▶ _Entries shown_:

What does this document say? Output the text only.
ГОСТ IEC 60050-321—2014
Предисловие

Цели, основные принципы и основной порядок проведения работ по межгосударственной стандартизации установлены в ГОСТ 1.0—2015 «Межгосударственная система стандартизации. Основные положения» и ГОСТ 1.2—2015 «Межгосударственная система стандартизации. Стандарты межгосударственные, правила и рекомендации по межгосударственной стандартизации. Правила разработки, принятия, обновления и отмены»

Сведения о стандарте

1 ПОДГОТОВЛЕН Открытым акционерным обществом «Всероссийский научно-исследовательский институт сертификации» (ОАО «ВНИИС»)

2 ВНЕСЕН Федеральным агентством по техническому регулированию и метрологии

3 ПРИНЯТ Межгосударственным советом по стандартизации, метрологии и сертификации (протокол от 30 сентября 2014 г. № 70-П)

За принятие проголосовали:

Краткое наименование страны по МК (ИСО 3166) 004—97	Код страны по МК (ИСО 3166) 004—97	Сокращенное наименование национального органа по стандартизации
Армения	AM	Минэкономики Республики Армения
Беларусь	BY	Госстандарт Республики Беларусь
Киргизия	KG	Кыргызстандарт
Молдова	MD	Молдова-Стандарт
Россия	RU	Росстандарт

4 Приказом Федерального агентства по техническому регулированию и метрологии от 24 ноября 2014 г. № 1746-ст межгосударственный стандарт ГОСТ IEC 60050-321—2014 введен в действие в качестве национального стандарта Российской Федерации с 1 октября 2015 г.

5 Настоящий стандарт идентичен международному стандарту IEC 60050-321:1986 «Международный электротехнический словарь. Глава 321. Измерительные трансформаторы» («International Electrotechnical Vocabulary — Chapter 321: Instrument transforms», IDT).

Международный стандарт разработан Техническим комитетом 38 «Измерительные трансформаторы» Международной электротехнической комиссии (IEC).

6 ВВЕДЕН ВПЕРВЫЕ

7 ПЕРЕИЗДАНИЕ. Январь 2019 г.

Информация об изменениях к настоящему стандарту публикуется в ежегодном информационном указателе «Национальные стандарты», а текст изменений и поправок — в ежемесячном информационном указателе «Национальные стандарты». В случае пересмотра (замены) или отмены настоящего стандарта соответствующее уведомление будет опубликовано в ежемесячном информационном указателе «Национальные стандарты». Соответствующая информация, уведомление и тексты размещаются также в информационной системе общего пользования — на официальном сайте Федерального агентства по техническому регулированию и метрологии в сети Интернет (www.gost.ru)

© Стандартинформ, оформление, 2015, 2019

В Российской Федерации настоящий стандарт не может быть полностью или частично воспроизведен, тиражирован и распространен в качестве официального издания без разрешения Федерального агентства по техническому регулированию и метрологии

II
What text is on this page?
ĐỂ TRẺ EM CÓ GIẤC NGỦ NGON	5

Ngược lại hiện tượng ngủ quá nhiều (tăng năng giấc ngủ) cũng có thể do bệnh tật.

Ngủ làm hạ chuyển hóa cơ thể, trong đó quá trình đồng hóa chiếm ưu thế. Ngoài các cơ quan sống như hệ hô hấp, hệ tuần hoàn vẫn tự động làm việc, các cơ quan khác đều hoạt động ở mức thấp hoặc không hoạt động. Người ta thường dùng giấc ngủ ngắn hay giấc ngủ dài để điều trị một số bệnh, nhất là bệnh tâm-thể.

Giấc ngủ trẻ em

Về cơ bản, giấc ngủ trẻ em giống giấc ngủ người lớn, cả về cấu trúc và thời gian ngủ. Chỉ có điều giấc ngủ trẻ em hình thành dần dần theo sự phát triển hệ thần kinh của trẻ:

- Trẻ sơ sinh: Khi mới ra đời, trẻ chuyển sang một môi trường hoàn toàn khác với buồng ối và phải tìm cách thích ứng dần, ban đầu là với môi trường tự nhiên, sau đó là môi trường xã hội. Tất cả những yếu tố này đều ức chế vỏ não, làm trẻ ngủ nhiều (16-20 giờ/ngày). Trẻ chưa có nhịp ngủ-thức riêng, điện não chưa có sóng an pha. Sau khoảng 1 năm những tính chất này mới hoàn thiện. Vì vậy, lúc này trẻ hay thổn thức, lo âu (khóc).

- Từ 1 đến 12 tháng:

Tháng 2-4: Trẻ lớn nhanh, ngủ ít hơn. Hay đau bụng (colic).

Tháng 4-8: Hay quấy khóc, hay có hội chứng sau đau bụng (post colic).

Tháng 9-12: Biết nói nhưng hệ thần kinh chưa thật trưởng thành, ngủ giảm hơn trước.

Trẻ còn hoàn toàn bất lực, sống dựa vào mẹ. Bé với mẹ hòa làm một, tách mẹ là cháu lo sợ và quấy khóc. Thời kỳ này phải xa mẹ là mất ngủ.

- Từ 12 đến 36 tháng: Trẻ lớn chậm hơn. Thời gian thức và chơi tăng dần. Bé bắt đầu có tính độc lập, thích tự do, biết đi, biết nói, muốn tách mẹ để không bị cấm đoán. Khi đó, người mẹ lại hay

▶ _Requirement_:
Every line of the material must be returned exactly as it appears.

▶ _Answer to the problem_:
What does this document say? Output the text only.
ГОСТ IEC 60050-321—2014
Предисловие

Цели, основные принципы и основной порядок проведения работ по межгосударственной стандартизации установлены в ГОСТ 1.0—2015 «Межгосударственная система стандартизации. Основные положения» и ГОСТ 1.2—2015 «Межгосударственная система стандартизации. Стандарты межгосударственные, правила и рекомендации по межгосударственной стандартизации. Правила разработки, принятия, обновления и отмены»

Сведения о стандарте

1 ПОДГОТОВЛЕН Открытым акционерным обществом «Всероссийский научно-исследовательский институт сертификации» (ОАО «ВНИИС»)

2 ВНЕСЕН Федеральным агентством по техническому регулированию и метрологии

3 ПРИНЯТ Межгосударственным советом по стандартизации, метрологии и сертификации (протокол от 30 сентября 2014 г. № 70-П)

За принятие проголосовали:

Краткое наименование страны по МК (ИСО 3166) 004—97	Код страны по МК (ИСО 3166) 004—97	Сокращенное наименование национального органа по стандартизации
Армения	AM	Минэкономики Республики Армения
Беларусь	BY	Госстандарт Республики Беларусь
Киргизия	KG	Кыргызстандарт
Молдова	MD	Молдова-Стандарт
Россия	RU	Росстандарт

4 Приказом Федерального агентства по техническому регулированию и метрологии от 24 ноября 2014 г. № 1746-ст межгосударственный стандарт ГОСТ IEC 60050-321—2014 введен в действие в качестве национального стандарта Российской Федерации с 1 октября 2015 г.

5 Настоящий стандарт идентичен международному стандарту IEC 60050-321:1986 «Международный электротехнический словарь. Глава 321. Измерительные трансформаторы» («International Electrotechnical Vocabulary — Chapter 321: Instrument transforms», IDT).

Международный стандарт разработан Техническим комитетом 38 «Измерительные трансформаторы» Международной электротехнической комиссии (IEC).

6 ВВЕДЕН ВПЕРВЫЕ

7 ПЕРЕИЗДАНИЕ. Январь 2019 г.

Информация об изменениях к настоящему стандарту публикуется в ежегодном информационном указателе «Национальные стандарты», а текст изменений и поправок — в ежемесячном информационном указателе «Национальные стандарты». В случае пересмотра (замены) или отмены настоящего стандарта соответствующее уведомление будет опубликовано в ежемесячном информационном указателе «Национальные стандарты». Соответствующая информация, уведомление и тексты размещаются также в информационной системе общего пользования — на официальном сайте Федерального агентства по техническому регулированию и метрологии в сети Интернет (www.gost.ru)

© Стандартинформ, оформление, 2015, 2019

В Российской Федерации настоящий стандарт не может быть полностью или частично воспроизведен, тиражирован и распространен в качестве официального издания без разрешения Федерального агентства по техническому регулированию и метрологии

II
What text is on this page?
ĐỂ TRẺ EM CÓ GIẤC NGỦ NGON	5

Ngược lại hiện tượng ngủ quá nhiều (tăng năng giấc ngủ) cũng có thể do bệnh tật.

Ngủ làm hạ chuyển hóa cơ thể, trong đó quá trình đồng hóa chiếm ưu thế. Ngoài các cơ quan sống như hệ hô hấp, hệ tuần hoàn vẫn tự động làm việc, các cơ quan khác đều hoạt động ở mức thấp hoặc không hoạt động. Người ta thường dùng giấc ngủ ngắn hay giấc ngủ dài để điều trị một số bệnh, nhất là bệnh tâm-thể.

Giấc ngủ trẻ em

Về cơ bản, giấc ngủ trẻ em giống giấc ngủ người lớn, cả về cấu trúc và thời gian ngủ. Chỉ có điều giấc ngủ trẻ em hình thành dần dần theo sự phát triển hệ thần kinh của trẻ:

- Trẻ sơ sinh: Khi mới ra đời, trẻ chuyển sang một môi trường hoàn toàn khác với buồng ối và phải tìm cách thích ứng dần, ban đầu là với môi trường tự nhiên, sau đó là môi trường xã hội. Tất cả những yếu tố này đều ức chế vỏ não, làm trẻ ngủ nhiều (16-20 giờ/ngày). Trẻ chưa có nhịp ngủ-thức riêng, điện não chưa có sóng an pha. Sau khoảng 1 năm những tính chất này mới hoàn thiện. Vì vậy, lúc này trẻ hay thổn thức, lo âu (khóc).

- Từ 1 đến 12 tháng:

Tháng 2-4: Trẻ lớn nhanh, ngủ ít hơn. Hay đau bụng (colic).

Tháng 4-8: Hay quấy khóc, hay có hội chứng sau đau bụng (post colic).

Tháng 9-12: Biết nói nhưng hệ thần kinh chưa thật trưởng thành, ngủ giảm hơn trước.

Trẻ còn hoàn toàn bất lực, sống dựa vào mẹ. Bé với mẹ hòa làm một, tách mẹ là cháu lo sợ và quấy khóc. Thời kỳ này phải xa mẹ là mất ngủ.

- Từ 12 đến 36 tháng: Trẻ lớn chậm hơn. Thời gian thức và chơi tăng dần. Bé bắt đầu có tính độc lập, thích tự do, biết đi, biết nói, muốn tách mẹ để không bị cấm đoán. Khi đó, người mẹ lại hay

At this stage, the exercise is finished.